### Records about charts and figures
[start]

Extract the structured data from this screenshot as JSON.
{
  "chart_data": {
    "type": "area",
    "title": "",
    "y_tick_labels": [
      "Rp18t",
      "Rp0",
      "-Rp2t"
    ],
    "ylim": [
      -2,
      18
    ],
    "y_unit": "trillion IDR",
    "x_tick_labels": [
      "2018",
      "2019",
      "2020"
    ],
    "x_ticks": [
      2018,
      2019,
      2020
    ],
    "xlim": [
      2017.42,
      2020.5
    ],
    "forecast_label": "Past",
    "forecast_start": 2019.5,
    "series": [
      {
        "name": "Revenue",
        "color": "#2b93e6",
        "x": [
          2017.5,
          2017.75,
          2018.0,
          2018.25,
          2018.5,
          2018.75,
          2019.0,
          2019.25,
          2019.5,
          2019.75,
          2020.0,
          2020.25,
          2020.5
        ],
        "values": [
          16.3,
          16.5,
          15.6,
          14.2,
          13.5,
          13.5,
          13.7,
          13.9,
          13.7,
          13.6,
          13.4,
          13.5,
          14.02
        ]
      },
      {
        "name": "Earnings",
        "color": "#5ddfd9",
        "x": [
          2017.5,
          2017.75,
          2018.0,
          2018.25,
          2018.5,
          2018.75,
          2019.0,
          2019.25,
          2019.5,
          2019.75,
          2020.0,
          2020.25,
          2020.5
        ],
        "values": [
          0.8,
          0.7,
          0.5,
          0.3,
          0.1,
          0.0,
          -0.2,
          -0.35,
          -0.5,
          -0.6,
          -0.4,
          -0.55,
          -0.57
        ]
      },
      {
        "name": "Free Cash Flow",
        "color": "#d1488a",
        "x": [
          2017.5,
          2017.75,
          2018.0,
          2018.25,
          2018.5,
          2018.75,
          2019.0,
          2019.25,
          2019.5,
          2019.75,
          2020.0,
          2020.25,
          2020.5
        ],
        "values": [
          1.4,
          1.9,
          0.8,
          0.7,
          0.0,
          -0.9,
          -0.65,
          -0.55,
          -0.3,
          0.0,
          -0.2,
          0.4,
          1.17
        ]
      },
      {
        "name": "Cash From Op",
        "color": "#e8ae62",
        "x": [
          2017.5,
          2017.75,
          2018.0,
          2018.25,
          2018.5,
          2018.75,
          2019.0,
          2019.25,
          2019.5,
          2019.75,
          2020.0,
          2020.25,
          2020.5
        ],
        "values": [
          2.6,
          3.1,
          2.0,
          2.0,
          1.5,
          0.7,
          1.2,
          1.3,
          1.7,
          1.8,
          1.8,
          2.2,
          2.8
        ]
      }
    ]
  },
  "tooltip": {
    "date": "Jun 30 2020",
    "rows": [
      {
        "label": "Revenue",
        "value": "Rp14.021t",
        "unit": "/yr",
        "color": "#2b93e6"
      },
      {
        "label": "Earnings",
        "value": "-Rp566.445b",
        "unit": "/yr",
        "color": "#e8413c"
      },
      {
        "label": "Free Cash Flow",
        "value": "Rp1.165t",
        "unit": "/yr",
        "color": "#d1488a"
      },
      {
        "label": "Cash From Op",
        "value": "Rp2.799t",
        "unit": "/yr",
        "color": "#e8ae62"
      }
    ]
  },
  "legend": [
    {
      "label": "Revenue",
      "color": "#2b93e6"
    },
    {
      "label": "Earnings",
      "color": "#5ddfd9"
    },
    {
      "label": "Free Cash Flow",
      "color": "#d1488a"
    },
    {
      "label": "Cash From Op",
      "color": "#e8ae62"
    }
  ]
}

[end]

### WORK TO COMPLETE
Every line of the records above needs to be given again exactly.

### SOLUTION TO THIS PROBLEM
Extract the structured data from this screenshot as JSON.
{
  "chart_data": {
    "type": "area",
    "title": "",
    "y_tick_labels": [
      "Rp18t",
      "Rp0",
      "-Rp2t"
    ],
    "ylim": [
      -2,
      18
    ],
    "y_unit": "trillion IDR",
    "x_tick_labels": [
      "2018",
      "2019",
      "2020"
    ],
    "x_ticks": [
      2018,
      2019,
      2020
    ],
    "xlim": [
      2017.42,
      2020.5
    ],
    "forecast_label": "Past",
    "forecast_start": 2019.5,
    "series": [
      {
        "name": "Revenue",
        "color": "#2b93e6",
        "x": [
          2017.5,
          2017.75,
          2018.0,
          2018.25,
          2018.5,
          2018.75,
          2019.0,
          2019.25,
          2019.5,
          2019.75,
          2020.0,
          2020.25,
          2020.5
        ],
        "values": [
          16.3,
          16.5,
          15.6,
          14.2,
          13.5,
          13.5,
          13.7,
          13.9,
          13.7,
          13.6,
          13.4,
          13.5,
          14.02
        ]
      },
      {
        "name": "Earnings",
        "color": "#5ddfd9",
        "x": [
          2017.5,
          2017.75,
          2018.0,
          2018.25,
          2018.5,
          2018.75,
          2019.0,
          2019.25,
          2019.5,
          2019.75,
          2020.0,
          2020.25,
          2020.5
        ],
        "values": [
          0.8,
          0.7,
          0.5,
          0.3,
          0.1,
          0.0,
          -0.2,
          -0.35,
          -0.5,
          -0.6,
          -0.4,
          -0.55,
          -0.57
        ]
      },
      {
        "name": "Free Cash Flow",
        "color": "#d1488a",
        "x": [
          2017.5,
          2017.75,
          2018.0,
          2018.25,
          2018.5,
          2018.75,
          2019.0,
          2019.25,
          2019.5,
          2019.75,
          2020.0,
          2020.25,
          2020.5
        ],
        "values": [
          1.4,
          1.9,
          0.8,
          0.7,
          0.0,
          -0.9,
          -0.65,
          -0.55,
          -0.3,
          0.0,
          -0.2,
          0.4,
          1.17
        ]
      },
      {
        "name": "Cash From Op",
        "color": "#e8ae62",
        "x": [
          2017.5,
          2017.75,
          2018.0,
          2018.25,
          2018.5,
          2018.75,
          2019.0,
          2019.25,
          2019.5,
          2019.75,
          2020.0,
          2020.25,
          2020.5
        ],
        "values": [
          2.6,
          3.1,
          2.0,
          2.0,
          1.5,
          0.7,
          1.2,
          1.3,
          1.7,
          1.8,
          1.8,
          2.2,
          2.8
        ]
      }
    ]
  },
  "tooltip": {
    "date": "Jun 30 2020",
    "rows": [
      {
        "label": "Revenue",
        "value": "Rp14.021t",
        "unit": "/yr",
        "color": "#2b93e6"
      },
      {
        "label": "Earnings",
        "value": "-Rp566.445b",
        "unit": "/yr",
        "color": "#e8413c"
      },
      {
        "label": "Free Cash Flow",
        "value": "Rp1.165t",
        "unit": "/yr",
        "color": "#d1488a"
      },
      {
        "label": "Cash From Op",
        "value": "Rp2.799t",
        "unit": "/yr",
        "color": "#e8ae62"
      }
    ]
  },
  "legend": [
    {
      "label": "Revenue",
      "color": "#2b93e6"
    },
    {
      "label": "Earnings",
      "color": "#5ddfd9"
    },
    {
      "label": "Free Cash Flow",
      "color": "#d1488a"
    },
    {
      "label": "Cash From Op",
      "color": "#e8ae62"
    }
  ]
}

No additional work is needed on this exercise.